Task data:
· · · · · · ·

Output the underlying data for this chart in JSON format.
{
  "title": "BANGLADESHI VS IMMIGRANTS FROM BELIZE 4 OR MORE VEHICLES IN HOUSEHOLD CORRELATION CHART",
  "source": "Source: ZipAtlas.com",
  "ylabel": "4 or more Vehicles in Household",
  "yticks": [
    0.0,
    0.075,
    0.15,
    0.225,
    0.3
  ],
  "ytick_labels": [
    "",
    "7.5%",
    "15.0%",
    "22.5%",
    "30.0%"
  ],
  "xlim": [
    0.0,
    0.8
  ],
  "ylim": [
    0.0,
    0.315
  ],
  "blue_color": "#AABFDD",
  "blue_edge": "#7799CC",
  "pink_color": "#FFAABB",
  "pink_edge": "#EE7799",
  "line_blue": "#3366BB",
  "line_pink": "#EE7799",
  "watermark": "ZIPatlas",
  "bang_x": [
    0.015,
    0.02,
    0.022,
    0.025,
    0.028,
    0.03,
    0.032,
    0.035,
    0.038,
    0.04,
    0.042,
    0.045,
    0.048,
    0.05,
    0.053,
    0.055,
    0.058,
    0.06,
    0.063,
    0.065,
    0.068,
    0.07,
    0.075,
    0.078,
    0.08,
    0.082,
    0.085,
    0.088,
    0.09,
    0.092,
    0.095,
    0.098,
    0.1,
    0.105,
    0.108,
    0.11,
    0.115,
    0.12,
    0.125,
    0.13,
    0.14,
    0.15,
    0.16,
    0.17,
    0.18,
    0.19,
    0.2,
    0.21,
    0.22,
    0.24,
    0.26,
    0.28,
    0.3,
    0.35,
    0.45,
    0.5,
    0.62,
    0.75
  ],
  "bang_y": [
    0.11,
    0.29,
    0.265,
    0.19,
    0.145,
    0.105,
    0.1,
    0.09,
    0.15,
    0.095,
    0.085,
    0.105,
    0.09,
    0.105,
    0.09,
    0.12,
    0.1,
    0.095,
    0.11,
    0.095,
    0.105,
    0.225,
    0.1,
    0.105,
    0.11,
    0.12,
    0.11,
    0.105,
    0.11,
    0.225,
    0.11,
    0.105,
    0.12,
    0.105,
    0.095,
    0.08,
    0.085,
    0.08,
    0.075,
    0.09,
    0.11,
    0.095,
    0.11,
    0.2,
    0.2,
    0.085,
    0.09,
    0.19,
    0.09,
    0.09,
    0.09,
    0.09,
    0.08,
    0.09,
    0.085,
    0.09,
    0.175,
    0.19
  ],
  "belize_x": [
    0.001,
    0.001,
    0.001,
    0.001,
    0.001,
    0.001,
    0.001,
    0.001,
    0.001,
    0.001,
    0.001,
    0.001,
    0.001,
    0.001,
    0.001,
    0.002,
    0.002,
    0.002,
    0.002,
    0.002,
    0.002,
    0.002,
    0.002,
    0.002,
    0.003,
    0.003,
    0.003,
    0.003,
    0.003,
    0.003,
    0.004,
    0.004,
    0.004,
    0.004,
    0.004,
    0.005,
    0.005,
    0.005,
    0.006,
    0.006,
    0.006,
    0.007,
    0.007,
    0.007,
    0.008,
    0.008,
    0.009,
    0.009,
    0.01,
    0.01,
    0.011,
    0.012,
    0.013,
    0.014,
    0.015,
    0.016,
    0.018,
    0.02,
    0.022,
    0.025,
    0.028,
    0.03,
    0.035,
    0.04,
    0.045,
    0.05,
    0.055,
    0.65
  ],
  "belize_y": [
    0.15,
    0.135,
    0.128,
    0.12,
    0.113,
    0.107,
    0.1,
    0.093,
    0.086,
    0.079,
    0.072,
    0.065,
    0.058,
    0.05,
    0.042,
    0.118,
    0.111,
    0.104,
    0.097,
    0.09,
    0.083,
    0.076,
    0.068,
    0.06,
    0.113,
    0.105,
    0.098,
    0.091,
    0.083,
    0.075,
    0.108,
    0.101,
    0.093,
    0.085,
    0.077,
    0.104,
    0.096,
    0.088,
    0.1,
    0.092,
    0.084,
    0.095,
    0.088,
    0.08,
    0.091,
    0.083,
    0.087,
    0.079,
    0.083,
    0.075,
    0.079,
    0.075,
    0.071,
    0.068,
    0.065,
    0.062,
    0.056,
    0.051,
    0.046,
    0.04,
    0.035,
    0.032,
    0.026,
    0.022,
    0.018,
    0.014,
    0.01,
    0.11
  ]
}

· · · · · · ·

Work required: Write out every line of the material again, exactly as it reads.

Solution for this exercise:
Output the underlying data for this chart in JSON format.
{
  "title": "BANGLADESHI VS IMMIGRANTS FROM BELIZE 4 OR MORE VEHICLES IN HOUSEHOLD CORRELATION CHART",
  "source": "Source: ZipAtlas.com",
  "ylabel": "4 or more Vehicles in Household",
  "yticks": [
    0.0,
    0.075,
    0.15,
    0.225,
    0.3
  ],
  "ytick_labels": [
    "",
    "7.5%",
    "15.0%",
    "22.5%",
    "30.0%"
  ],
  "xlim": [
    0.0,
    0.8
  ],
  "ylim": [
    0.0,
    0.315
  ],
  "blue_color": "#AABFDD",
  "blue_edge": "#7799CC",
  "pink_color": "#FFAABB",
  "pink_edge": "#EE7799",
  "line_blue": "#3366BB",
  "line_pink": "#EE7799",
  "watermark": "ZIPatlas",
  "bang_x": [
    0.015,
    0.02,
    0.022,
    0.025,
    0.028,
    0.03,
    0.032,
    0.035,
    0.038,
    0.04,
    0.042,
    0.045,
    0.048,
    0.05,
    0.053,
    0.055,
    0.058,
    0.06,
    0.063,
    0.065,
    0.068,
    0.07,
    0.075,
    0.078,
    0.08,
    0.082,
    0.085,
    0.088,
    0.09,
    0.092,
    0.095,
    0.098,
    0.1,
    0.105,
    0.108,
    0.11,
    0.115,
    0.12,
    0.125,
    0.13,
    0.14,
    0.15,
    0.16,
    0.17,
    0.18,
    0.19,
    0.2,
    0.21,
    0.22,
    0.24,
    0.26,
    0.28,
    0.3,
    0.35,
    0.45,
    0.5,
    0.62,
    0.75
  ],
  "bang_y": [
    0.11,
    0.29,
    0.265,
    0.19,
    0.145,
    0.105,
    0.1,
    0.09,
    0.15,
    0.095,
    0.085,
    0.105,
    0.09,
    0.105,
    0.09,
    0.12,
    0.1,
    0.095,
    0.11,
    0.095,
    0.105,
    0.225,
    0.1,
    0.105,
    0.11,
    0.12,
    0.11,
    0.105,
    0.11,
    0.225,
    0.11,
    0.105,
    0.12,
    0.105,
    0.095,
    0.08,
    0.085,
    0.08,
    0.075,
    0.09,
    0.11,
    0.095,
    0.11,
    0.2,
    0.2,
    0.085,
    0.09,
    0.19,
    0.09,
    0.09,
    0.09,
    0.09,
    0.08,
    0.09,
    0.085,
    0.09,
    0.175,
    0.19
  ],
  "belize_x": [
    0.001,
    0.001,
    0.001,
    0.001,
    0.001,
    0.001,
    0.001,
    0.001,
    0.001,
    0.001,
    0.001,
    0.001,
    0.001,
    0.001,
    0.001,
    0.002,
    0.002,
    0.002,
    0.002,
    0.002,
    0.002,
    0.002,
    0.002,
    0.002,
    0.003,
    0.003,
    0.003,
    0.003,
    0.003,
    0.003,
    0.004,
    0.004,
    0.004,
    0.004,
    0.004,
    0.005,
    0.005,
    0.005,
    0.006,
    0.006,
    0.006,
    0.007,
    0.007,
    0.007,
    0.008,
    0.008,
    0.009,
    0.009,
    0.01,
    0.01,
    0.011,
    0.012,
    0.013,
    0.014,
    0.015,
    0.016,
    0.018,
    0.02,
    0.022,
    0.025,
    0.028,
    0.03,
    0.035,
    0.04,
    0.045,
    0.05,
    0.055,
    0.65
  ],
  "belize_y": [
    0.15,
    0.135,
    0.128,
    0.12,
    0.113,
    0.107,
    0.1,
    0.093,
    0.086,
    0.079,
    0.072,
    0.065,
    0.058,
    0.05,
    0.042,
    0.118,
    0.111,
    0.104,
    0.097,
    0.09,
    0.083,
    0.076,
    0.068,
    0.06,
    0.113,
    0.105,
    0.098,
    0.091,
    0.083,
    0.075,
    0.108,
    0.101,
    0.093,
    0.085,
    0.077,
    0.104,
    0.096,
    0.088,
    0.1,
    0.092,
    0.084,
    0.095,
    0.088,
    0.08,
    0.091,
    0.083,
    0.087,
    0.079,
    0.083,
    0.075,
    0.079,
    0.075,
    0.071,
    0.068,
    0.065,
    0.062,
    0.056,
    0.051,
    0.046,
    0.04,
    0.035,
    0.032,
    0.026,
    0.022,
    0.018,
    0.014,
    0.01,
    0.11
  ]
}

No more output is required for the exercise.